* PROBLEM TO SOLVE *
Count the lines in the rows below that contain the string "CMSDA", and give only the number.

* DATA *
· · · · · · ·

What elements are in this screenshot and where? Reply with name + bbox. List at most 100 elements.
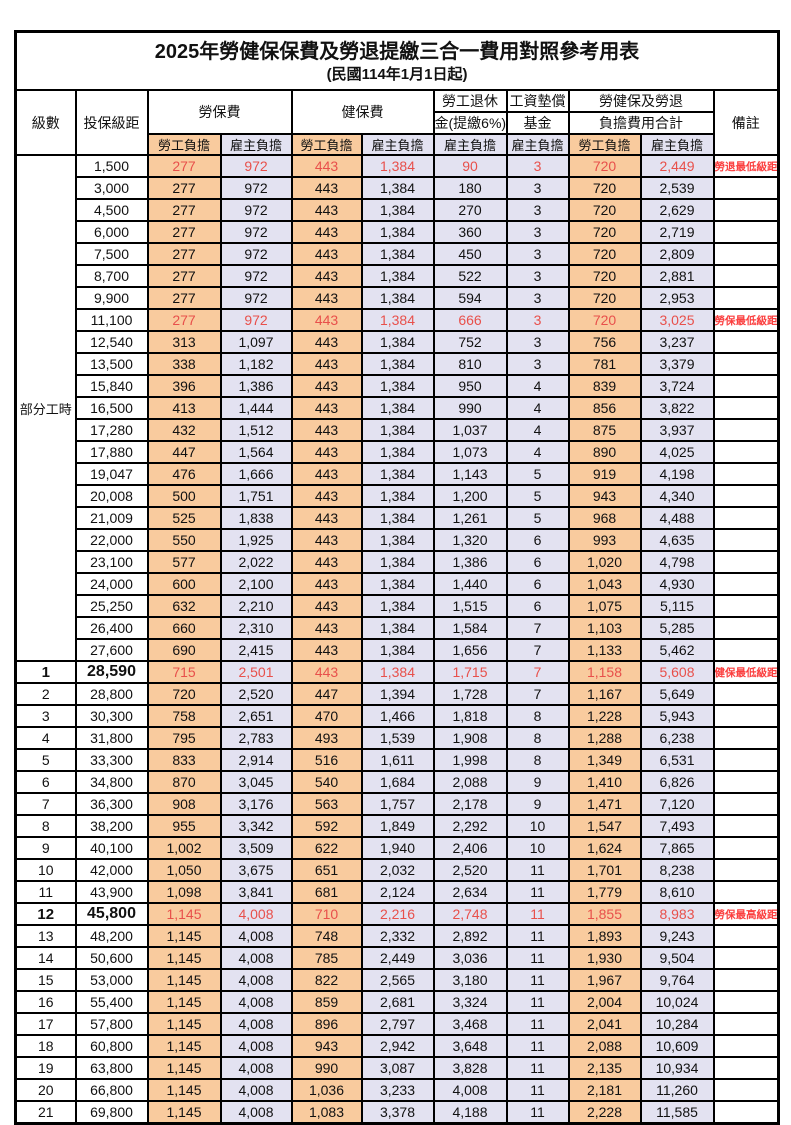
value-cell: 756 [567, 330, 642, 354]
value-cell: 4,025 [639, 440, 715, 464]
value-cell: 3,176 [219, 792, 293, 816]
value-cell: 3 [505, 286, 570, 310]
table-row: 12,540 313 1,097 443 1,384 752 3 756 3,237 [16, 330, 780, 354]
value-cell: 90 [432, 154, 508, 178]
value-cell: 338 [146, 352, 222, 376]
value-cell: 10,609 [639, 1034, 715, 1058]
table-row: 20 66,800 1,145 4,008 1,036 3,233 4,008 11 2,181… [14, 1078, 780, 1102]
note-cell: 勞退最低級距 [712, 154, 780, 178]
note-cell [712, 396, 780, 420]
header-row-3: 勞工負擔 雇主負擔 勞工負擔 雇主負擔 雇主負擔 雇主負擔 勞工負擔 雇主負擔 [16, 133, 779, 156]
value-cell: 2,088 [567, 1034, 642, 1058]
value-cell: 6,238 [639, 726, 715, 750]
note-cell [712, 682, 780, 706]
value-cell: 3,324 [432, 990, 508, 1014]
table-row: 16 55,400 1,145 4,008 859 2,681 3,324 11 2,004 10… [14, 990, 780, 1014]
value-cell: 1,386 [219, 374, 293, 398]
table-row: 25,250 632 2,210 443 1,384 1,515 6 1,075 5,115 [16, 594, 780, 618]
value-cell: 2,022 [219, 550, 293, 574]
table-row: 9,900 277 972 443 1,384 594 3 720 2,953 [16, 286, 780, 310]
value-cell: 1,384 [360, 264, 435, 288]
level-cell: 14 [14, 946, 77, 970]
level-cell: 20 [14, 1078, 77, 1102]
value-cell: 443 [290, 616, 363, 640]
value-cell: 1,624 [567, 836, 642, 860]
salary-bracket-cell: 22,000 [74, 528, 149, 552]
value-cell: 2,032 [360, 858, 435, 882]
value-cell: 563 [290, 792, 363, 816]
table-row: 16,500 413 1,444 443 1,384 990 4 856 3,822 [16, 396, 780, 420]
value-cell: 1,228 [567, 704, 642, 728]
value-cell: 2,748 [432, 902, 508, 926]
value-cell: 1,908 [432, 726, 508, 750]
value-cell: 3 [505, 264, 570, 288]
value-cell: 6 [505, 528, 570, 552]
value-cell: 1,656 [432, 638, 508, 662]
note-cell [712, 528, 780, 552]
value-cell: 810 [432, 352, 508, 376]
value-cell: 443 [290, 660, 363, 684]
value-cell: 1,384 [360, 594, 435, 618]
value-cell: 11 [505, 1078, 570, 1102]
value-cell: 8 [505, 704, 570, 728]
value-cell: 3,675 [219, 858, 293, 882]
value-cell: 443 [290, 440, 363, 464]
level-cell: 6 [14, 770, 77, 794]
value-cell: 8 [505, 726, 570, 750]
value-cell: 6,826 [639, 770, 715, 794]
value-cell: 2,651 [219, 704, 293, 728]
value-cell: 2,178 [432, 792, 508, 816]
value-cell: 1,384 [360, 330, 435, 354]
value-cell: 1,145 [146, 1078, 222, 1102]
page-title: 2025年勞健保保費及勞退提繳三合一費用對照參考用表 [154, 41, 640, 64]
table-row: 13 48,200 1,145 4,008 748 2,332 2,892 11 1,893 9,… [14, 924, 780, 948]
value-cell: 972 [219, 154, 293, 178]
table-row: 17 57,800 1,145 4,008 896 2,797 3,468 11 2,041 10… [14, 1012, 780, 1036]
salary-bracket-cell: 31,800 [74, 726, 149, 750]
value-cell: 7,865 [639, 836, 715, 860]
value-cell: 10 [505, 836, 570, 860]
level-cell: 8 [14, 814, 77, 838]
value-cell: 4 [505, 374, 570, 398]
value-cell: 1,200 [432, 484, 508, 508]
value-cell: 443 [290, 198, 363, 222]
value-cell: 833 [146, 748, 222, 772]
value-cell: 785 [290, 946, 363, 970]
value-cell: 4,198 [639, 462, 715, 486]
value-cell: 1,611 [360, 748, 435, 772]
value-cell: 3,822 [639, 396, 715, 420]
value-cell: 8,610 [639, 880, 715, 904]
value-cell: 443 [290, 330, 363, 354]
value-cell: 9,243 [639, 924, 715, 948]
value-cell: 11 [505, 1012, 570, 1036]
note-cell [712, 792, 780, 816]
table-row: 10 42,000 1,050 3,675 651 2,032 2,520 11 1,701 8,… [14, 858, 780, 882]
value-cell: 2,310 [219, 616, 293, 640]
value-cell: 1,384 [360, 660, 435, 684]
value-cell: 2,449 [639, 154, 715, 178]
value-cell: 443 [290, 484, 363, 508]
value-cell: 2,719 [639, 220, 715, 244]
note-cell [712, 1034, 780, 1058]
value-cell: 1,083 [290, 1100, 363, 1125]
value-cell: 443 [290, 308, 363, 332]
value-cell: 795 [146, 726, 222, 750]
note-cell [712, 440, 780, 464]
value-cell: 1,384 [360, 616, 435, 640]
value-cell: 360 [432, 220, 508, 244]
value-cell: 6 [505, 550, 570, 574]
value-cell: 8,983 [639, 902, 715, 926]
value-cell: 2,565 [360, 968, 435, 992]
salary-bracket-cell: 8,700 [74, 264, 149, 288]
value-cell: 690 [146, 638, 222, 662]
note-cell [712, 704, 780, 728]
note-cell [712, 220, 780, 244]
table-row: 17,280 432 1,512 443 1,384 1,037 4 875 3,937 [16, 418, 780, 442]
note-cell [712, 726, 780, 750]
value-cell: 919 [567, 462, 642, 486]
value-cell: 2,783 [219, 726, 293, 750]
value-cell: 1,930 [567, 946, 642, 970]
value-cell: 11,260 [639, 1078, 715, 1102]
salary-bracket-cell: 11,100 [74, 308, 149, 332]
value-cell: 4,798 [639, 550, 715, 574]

· · · · · · ·

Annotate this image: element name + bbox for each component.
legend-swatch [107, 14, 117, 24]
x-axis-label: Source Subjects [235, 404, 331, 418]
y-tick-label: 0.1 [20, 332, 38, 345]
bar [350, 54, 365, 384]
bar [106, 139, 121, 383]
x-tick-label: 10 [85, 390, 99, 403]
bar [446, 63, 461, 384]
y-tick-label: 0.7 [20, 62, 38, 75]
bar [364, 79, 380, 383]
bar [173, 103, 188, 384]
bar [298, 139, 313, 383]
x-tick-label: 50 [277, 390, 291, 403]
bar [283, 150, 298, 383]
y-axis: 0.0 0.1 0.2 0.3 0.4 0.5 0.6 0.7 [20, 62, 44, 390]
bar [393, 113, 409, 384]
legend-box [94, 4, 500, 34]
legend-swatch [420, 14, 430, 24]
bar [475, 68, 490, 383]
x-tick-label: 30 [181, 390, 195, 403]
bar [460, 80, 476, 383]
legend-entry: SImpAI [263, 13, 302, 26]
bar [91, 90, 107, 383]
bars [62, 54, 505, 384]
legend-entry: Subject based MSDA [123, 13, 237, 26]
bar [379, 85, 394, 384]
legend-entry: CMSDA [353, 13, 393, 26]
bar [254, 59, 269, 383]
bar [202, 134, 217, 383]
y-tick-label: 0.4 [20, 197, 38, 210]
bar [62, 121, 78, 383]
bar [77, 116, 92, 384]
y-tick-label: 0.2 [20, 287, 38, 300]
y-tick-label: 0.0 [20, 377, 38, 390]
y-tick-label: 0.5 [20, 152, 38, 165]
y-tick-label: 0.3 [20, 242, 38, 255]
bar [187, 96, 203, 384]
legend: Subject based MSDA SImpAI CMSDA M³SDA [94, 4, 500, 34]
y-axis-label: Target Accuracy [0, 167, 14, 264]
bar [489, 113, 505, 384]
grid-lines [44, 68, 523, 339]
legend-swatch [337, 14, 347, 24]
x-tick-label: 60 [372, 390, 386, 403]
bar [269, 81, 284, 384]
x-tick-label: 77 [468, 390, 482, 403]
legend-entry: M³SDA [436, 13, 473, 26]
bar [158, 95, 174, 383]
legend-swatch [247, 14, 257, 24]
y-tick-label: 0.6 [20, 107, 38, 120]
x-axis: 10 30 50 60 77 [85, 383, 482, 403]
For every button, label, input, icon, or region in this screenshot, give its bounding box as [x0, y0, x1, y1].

· · · · · · ·

* ANSWER TO THE EXERCISE *
2